Data extracted from a collection
[BEGIN]
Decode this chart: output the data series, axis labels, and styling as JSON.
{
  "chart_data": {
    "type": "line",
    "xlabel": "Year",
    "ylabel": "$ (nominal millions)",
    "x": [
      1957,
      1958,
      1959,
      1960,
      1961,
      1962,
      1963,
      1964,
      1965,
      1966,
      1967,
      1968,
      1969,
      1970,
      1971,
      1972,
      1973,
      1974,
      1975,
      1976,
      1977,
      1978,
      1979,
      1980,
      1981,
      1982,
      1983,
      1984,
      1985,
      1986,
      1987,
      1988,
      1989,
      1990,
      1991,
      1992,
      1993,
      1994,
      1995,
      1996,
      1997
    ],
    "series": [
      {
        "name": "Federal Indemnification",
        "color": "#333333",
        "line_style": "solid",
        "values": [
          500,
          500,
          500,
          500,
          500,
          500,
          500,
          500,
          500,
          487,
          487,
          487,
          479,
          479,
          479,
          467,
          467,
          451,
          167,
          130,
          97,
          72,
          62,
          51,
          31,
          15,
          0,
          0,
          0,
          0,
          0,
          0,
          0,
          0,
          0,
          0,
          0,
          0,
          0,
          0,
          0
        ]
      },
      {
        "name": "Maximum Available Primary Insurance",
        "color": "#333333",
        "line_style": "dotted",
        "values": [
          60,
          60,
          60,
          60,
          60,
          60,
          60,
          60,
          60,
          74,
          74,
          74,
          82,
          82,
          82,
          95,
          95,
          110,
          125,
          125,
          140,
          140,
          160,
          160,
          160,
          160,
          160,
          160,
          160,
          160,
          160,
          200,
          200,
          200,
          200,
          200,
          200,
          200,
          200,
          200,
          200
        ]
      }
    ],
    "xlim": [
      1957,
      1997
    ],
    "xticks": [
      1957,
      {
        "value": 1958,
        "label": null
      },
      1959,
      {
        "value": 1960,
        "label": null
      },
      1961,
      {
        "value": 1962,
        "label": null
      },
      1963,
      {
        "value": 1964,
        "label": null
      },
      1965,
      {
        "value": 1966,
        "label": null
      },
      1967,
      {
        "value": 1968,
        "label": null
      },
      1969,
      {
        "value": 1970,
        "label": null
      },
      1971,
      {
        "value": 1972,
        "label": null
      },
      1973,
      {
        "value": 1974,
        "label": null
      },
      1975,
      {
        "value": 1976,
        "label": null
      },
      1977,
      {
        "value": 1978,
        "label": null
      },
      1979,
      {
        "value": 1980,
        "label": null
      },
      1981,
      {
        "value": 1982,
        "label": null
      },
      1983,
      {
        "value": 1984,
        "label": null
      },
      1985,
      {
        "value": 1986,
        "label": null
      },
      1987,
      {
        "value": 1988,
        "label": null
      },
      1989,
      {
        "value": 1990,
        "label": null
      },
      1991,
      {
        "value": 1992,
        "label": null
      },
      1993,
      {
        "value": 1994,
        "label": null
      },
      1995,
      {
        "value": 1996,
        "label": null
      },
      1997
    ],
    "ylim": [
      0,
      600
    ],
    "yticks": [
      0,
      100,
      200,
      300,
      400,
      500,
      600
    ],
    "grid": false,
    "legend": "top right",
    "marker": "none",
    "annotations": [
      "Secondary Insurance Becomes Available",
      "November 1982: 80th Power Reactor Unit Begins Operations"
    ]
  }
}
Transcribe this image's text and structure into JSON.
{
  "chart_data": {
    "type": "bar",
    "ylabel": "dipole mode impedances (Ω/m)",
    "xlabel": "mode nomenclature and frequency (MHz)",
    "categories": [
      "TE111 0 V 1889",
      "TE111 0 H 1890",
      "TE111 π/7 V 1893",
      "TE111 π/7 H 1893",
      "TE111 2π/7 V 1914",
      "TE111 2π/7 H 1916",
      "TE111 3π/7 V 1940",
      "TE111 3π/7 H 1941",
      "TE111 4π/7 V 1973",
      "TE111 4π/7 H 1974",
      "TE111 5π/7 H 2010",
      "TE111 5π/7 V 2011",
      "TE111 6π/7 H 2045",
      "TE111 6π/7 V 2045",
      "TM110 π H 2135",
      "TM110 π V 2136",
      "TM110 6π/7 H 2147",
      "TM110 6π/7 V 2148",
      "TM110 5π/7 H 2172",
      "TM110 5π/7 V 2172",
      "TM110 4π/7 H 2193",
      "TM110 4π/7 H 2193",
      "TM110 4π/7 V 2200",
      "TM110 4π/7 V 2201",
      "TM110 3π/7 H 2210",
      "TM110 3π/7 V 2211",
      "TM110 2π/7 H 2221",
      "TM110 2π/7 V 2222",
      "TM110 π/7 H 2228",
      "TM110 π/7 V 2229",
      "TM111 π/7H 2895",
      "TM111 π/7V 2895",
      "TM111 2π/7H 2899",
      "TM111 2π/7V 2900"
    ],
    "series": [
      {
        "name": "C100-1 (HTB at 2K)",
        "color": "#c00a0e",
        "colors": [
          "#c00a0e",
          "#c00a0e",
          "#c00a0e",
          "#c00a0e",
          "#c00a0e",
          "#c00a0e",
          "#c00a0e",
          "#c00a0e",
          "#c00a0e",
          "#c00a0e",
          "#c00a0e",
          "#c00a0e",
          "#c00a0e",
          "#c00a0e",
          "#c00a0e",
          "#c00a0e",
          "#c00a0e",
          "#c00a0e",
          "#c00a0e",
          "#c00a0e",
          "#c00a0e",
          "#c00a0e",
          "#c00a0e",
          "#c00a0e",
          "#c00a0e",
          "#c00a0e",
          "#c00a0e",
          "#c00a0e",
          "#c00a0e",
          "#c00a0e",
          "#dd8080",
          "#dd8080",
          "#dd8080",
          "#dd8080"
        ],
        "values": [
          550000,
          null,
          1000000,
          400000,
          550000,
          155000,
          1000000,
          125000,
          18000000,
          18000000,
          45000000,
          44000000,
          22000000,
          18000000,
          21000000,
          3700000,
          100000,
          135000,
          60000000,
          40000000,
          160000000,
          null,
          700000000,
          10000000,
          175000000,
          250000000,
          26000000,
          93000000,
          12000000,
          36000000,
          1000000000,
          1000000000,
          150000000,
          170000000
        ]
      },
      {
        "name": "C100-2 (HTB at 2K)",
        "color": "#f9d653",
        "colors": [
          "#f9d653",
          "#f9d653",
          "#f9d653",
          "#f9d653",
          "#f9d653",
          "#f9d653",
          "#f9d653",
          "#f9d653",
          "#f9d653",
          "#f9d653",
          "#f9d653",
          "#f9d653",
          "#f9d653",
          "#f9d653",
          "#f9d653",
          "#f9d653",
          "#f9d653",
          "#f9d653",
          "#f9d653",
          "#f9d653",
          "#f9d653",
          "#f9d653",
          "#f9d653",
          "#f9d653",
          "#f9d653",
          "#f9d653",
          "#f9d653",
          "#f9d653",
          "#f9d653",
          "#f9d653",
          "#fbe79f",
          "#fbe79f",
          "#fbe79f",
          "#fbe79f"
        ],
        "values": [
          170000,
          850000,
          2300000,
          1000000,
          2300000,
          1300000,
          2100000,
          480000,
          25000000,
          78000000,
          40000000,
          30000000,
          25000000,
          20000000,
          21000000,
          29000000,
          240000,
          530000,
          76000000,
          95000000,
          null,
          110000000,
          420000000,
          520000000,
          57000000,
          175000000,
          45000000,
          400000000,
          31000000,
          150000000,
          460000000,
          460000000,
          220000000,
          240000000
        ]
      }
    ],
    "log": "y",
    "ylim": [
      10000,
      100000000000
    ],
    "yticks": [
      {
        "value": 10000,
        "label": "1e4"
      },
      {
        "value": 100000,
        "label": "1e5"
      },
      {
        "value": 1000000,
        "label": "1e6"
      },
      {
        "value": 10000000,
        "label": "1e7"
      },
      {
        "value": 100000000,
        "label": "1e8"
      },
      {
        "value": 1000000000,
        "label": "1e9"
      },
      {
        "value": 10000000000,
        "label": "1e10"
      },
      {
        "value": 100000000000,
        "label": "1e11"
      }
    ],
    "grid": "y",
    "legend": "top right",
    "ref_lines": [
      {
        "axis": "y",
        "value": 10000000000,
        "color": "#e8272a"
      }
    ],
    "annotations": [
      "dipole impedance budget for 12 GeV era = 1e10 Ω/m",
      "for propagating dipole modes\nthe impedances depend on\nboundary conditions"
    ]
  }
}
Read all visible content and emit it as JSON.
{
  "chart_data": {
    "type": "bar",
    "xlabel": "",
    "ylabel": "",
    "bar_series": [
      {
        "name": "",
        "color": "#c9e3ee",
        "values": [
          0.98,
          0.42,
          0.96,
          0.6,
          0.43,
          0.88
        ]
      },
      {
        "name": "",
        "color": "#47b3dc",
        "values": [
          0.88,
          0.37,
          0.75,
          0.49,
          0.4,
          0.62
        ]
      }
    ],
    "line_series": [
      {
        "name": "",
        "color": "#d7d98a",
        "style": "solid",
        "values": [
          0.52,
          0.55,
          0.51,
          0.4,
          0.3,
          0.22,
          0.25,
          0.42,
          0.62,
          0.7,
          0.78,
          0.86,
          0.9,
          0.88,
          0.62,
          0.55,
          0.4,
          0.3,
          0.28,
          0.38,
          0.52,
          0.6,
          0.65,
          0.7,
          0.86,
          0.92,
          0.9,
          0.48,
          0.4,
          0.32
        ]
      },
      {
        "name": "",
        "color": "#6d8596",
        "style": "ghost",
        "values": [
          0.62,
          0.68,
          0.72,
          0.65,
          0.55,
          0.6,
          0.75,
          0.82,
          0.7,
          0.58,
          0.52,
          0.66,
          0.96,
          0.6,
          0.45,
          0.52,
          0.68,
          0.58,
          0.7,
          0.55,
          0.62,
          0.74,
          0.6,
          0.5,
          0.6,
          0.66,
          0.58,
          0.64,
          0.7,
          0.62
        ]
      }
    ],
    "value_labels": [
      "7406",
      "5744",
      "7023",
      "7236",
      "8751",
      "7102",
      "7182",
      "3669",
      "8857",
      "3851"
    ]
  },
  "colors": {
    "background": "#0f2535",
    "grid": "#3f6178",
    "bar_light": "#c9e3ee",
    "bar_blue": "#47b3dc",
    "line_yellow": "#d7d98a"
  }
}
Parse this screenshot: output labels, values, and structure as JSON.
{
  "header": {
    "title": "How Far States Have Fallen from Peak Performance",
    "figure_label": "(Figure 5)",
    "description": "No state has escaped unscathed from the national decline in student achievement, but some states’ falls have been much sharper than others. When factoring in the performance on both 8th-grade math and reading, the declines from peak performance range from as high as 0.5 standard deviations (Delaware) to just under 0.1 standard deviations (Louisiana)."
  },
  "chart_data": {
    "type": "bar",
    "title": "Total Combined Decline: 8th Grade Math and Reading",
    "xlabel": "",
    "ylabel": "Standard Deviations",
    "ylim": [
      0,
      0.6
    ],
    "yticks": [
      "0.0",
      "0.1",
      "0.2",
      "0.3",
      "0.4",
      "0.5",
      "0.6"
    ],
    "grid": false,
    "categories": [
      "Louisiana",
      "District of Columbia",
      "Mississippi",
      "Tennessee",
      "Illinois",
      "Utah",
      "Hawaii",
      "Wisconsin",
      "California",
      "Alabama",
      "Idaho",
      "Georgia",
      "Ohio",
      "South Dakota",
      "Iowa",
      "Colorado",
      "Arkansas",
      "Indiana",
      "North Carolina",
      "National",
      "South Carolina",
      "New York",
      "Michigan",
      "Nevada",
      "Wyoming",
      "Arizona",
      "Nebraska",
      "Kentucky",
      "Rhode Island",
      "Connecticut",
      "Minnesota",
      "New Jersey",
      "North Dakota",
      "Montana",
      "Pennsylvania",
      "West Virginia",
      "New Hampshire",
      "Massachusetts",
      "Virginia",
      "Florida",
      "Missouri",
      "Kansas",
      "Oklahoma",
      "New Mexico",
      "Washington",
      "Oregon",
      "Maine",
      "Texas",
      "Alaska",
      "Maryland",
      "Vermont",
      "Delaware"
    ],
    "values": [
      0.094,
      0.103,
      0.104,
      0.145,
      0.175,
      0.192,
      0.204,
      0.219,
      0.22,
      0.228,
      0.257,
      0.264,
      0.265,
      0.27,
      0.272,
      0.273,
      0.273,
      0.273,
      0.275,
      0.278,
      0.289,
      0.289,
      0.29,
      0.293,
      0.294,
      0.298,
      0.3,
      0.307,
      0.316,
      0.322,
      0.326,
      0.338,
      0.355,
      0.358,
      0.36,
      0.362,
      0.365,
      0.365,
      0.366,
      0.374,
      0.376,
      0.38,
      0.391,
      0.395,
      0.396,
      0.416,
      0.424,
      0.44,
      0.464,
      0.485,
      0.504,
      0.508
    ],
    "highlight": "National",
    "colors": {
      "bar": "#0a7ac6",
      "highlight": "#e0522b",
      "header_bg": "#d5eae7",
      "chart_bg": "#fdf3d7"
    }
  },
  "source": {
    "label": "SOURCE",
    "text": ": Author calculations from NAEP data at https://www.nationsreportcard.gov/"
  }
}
[END]
§ **GIVEN INSTRUCTION**: Choose all lines containing the string "this" and copy them out.

§ **EXERCISE OUTPUT**:
Decode this chart: output the data series, axis labels, and styling as JSON.
Transcribe this image's text and structure into JSON.
Parse this screenshot: output labels, values, and structure as JSON.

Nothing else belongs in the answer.